### Data lines
-------------------------

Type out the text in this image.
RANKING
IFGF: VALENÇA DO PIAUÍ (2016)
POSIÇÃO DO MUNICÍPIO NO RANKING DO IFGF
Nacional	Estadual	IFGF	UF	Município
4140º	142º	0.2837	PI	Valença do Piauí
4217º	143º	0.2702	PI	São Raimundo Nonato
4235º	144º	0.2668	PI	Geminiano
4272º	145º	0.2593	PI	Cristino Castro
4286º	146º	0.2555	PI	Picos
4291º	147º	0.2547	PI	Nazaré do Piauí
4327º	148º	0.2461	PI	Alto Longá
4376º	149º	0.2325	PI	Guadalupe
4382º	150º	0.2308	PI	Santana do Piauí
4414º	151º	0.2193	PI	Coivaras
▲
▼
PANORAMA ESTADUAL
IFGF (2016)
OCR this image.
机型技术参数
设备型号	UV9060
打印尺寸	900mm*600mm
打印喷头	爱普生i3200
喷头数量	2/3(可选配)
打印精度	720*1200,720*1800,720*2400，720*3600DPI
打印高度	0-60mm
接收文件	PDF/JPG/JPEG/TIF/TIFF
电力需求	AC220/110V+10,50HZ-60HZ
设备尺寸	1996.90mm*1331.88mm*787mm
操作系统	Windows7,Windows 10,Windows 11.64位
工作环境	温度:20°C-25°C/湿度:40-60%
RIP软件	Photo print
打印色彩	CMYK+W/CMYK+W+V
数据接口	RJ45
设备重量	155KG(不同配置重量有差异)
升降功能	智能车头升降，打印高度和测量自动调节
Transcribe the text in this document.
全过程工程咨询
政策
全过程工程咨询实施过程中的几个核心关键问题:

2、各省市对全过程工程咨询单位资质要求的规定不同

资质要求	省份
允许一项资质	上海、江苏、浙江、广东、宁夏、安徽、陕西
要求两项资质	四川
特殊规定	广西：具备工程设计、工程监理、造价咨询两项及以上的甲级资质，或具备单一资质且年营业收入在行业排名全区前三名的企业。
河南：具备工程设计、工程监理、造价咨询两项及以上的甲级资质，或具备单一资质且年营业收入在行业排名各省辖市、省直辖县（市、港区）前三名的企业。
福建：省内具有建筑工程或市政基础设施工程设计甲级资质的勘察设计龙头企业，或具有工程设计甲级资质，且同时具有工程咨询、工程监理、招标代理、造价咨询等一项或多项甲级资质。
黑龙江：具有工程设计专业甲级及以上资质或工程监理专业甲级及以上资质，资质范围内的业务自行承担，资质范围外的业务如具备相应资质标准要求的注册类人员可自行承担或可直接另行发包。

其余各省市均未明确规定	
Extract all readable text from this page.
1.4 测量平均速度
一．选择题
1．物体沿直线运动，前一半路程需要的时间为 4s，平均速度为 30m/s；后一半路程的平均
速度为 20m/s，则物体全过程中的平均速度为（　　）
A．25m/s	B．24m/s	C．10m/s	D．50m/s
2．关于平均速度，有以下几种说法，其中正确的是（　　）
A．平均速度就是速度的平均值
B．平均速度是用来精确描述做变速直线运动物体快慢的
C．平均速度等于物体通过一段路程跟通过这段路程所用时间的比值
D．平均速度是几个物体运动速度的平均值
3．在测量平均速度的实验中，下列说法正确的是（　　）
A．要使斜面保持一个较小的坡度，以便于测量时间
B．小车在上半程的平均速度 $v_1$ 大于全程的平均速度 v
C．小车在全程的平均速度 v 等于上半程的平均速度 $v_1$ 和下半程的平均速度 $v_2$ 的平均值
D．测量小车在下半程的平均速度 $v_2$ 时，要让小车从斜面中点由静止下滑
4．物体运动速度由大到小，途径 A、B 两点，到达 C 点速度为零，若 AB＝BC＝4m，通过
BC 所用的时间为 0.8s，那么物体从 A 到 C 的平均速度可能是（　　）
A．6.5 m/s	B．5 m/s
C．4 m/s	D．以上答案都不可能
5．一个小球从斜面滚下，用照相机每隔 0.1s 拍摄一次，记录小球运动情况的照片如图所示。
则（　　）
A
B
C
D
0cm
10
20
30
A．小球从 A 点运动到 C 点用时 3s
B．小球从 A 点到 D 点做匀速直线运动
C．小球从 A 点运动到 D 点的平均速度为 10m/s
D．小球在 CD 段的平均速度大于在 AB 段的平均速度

-------------------------

### Short problem
Using the data above, say how many lines include "具备工程设计". No other reply is needed.

### Reply
2